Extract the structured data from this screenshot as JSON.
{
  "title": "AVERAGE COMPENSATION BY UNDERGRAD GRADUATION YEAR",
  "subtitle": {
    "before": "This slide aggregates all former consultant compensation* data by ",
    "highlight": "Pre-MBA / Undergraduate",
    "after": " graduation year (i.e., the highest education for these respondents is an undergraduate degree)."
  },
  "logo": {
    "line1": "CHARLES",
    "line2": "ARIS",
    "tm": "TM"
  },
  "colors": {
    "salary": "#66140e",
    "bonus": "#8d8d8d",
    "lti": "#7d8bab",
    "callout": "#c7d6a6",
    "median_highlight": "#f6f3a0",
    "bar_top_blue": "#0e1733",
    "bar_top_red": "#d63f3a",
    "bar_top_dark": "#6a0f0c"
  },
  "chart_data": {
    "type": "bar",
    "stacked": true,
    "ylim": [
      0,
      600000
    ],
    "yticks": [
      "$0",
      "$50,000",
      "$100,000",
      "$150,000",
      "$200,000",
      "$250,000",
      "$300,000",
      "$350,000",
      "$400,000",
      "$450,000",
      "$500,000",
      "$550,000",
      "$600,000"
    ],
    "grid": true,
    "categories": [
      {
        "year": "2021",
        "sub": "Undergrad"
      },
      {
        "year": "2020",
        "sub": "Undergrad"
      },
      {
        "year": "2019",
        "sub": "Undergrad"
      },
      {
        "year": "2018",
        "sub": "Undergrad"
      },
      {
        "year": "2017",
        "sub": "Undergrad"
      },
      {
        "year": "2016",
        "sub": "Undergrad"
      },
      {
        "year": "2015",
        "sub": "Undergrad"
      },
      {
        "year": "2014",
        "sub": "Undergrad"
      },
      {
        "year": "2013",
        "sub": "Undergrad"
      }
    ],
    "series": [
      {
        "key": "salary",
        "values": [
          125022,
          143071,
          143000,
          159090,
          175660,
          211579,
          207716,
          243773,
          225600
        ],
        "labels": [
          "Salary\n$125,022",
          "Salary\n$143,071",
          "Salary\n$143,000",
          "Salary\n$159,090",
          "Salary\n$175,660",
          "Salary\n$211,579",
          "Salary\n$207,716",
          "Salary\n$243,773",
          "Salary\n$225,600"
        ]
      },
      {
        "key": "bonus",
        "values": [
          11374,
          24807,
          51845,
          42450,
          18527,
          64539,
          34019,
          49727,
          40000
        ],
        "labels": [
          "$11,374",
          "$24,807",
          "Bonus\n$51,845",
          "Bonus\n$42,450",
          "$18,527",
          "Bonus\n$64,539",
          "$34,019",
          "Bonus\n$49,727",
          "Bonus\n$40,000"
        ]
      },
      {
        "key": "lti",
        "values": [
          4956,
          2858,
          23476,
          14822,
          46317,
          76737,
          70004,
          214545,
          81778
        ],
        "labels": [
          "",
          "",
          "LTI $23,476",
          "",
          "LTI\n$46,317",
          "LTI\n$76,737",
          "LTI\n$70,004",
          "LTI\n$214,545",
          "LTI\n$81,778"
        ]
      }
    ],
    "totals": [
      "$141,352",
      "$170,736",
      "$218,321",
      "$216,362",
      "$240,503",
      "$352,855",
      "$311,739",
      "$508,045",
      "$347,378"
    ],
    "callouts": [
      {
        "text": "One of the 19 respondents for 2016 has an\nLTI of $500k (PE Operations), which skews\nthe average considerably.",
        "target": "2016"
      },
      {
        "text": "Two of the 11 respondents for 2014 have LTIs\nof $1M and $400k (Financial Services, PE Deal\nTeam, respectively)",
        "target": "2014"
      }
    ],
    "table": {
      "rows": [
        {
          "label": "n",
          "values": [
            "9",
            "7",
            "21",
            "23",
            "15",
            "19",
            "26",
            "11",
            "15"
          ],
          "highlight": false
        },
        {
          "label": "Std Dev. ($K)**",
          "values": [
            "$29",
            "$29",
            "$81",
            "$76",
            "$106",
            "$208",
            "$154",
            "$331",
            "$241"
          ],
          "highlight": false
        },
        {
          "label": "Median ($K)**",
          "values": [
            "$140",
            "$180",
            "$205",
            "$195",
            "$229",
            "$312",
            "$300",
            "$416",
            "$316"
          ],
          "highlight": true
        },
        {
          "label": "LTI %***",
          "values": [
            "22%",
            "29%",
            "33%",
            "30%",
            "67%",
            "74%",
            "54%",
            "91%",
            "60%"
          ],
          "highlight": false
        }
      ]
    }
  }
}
----
Show each line of the data that contains the string "true".

    "stacked": true,
    "grid": true,
          "highlight": true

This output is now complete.